Exercise directions ▸ Show all lines holding "只适用于".

Data supplied ▸
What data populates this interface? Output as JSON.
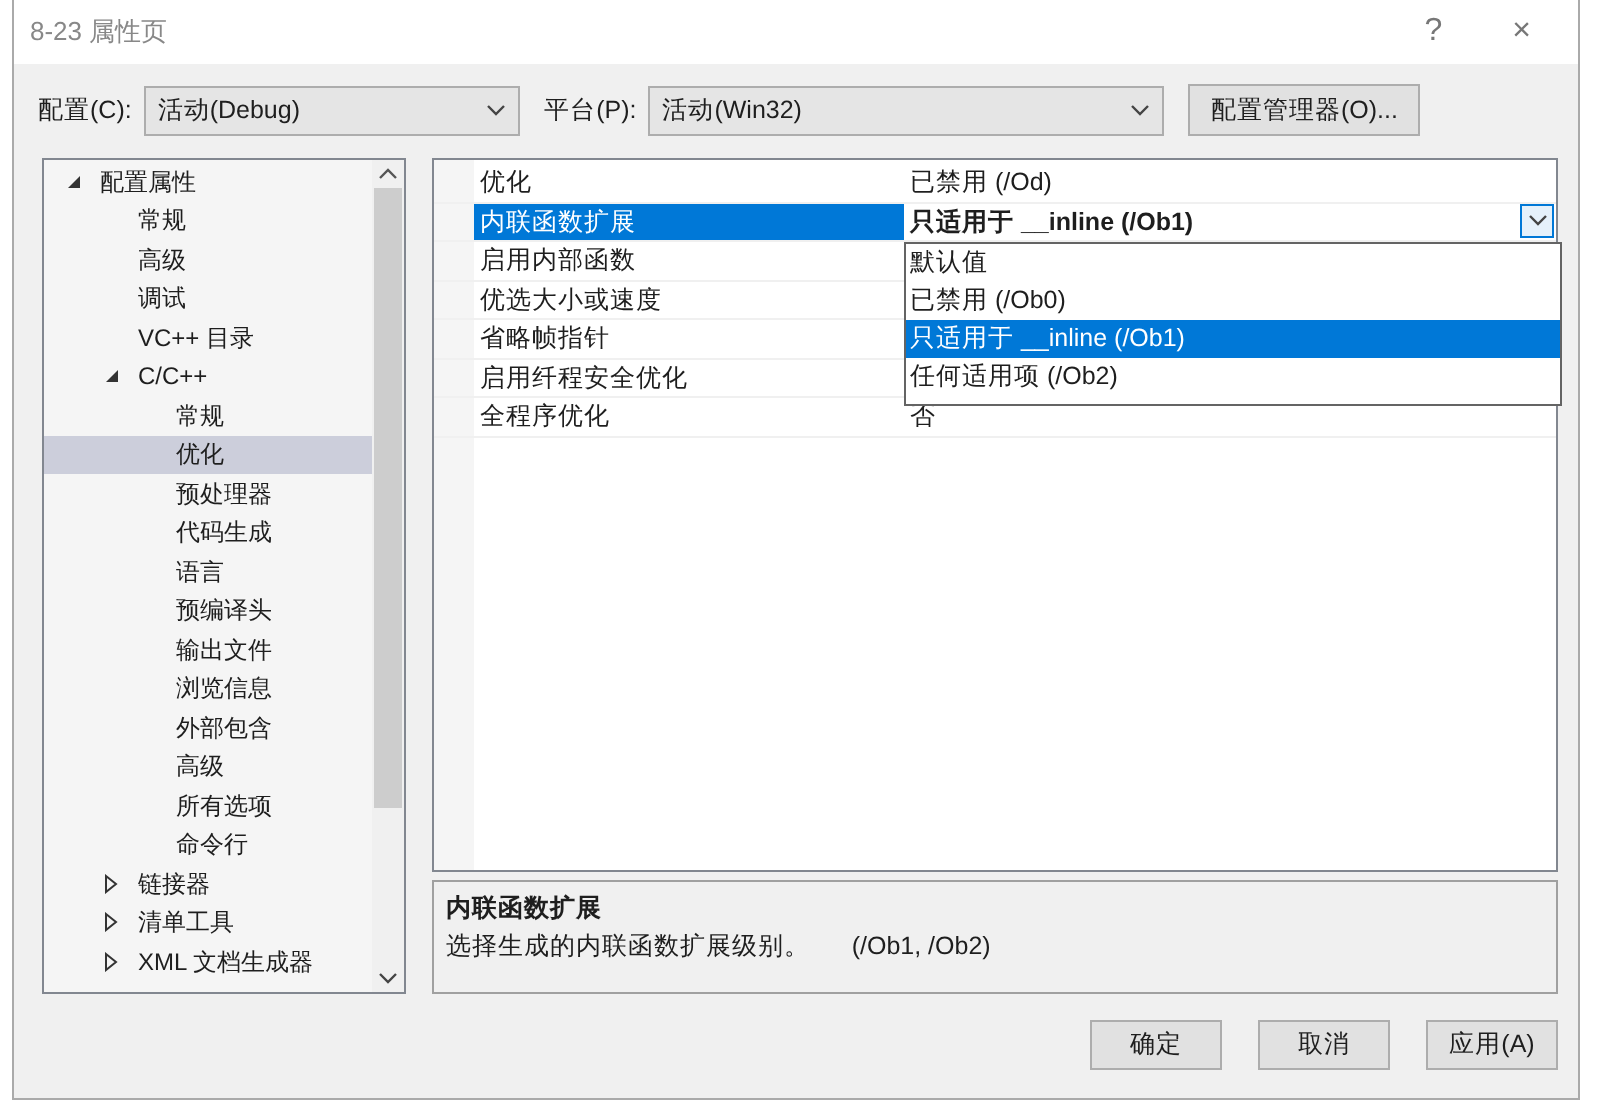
{
  "window": {
    "title": "8-23 属性页",
    "help": "?",
    "close": "×"
  },
  "toolbar": {
    "config_label": "配置(C):",
    "config_value": "活动(Debug)",
    "platform_label": "平台(P):",
    "platform_value": "活动(Win32)",
    "manager_button": "配置管理器(O)..."
  },
  "tree": [
    {
      "label": "配置属性",
      "expanded": true,
      "selected": false,
      "children": [
        {
          "label": "常规",
          "selected": false
        },
        {
          "label": "高级",
          "selected": false
        },
        {
          "label": "调试",
          "selected": false
        },
        {
          "label": "VC++ 目录",
          "selected": false
        },
        {
          "label": "C/C++",
          "expanded": true,
          "selected": false,
          "children": [
            {
              "label": "常规",
              "selected": false
            },
            {
              "label": "优化",
              "selected": true
            },
            {
              "label": "预处理器",
              "selected": false
            },
            {
              "label": "代码生成",
              "selected": false
            },
            {
              "label": "语言",
              "selected": false
            },
            {
              "label": "预编译头",
              "selected": false
            },
            {
              "label": "输出文件",
              "selected": false
            },
            {
              "label": "浏览信息",
              "selected": false
            },
            {
              "label": "外部包含",
              "selected": false
            },
            {
              "label": "高级",
              "selected": false
            },
            {
              "label": "所有选项",
              "selected": false
            },
            {
              "label": "命令行",
              "selected": false
            }
          ]
        },
        {
          "label": "链接器",
          "expanded": false,
          "selected": false
        },
        {
          "label": "清单工具",
          "expanded": false,
          "selected": false
        },
        {
          "label": "XML 文档生成器",
          "expanded": false,
          "selected": false
        }
      ]
    }
  ],
  "properties": [
    {
      "name": "优化",
      "value": "已禁用 (/Od)",
      "selected": false
    },
    {
      "name": "内联函数扩展",
      "value": "只适用于 __inline (/Ob1)",
      "selected": true
    },
    {
      "name": "启用内部函数",
      "selected": false
    },
    {
      "name": "优选大小或速度",
      "selected": false
    },
    {
      "name": "省略帧指针",
      "selected": false
    },
    {
      "name": "启用纤程安全优化",
      "selected": false
    },
    {
      "name": "全程序优化",
      "value": "否",
      "selected": false
    }
  ],
  "dropdown": {
    "options": [
      {
        "label": "默认值",
        "selected": false
      },
      {
        "label": "已禁用 (/Ob0)",
        "selected": false
      },
      {
        "label": "只适用于 __inline (/Ob1)",
        "selected": true
      },
      {
        "label": "任何适用项 (/Ob2)",
        "selected": false
      }
    ]
  },
  "description": {
    "title": "内联函数扩展",
    "text": "选择生成的内联函数扩展级别。      (/Ob1, /Ob2)"
  },
  "buttons": [
    "确定",
    "取消",
    "应用(A)"
  ]
}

Correct result ▸
      "value": "只适用于 __inline (/Ob1)",
        "label": "只适用于 __inline (/Ob1)",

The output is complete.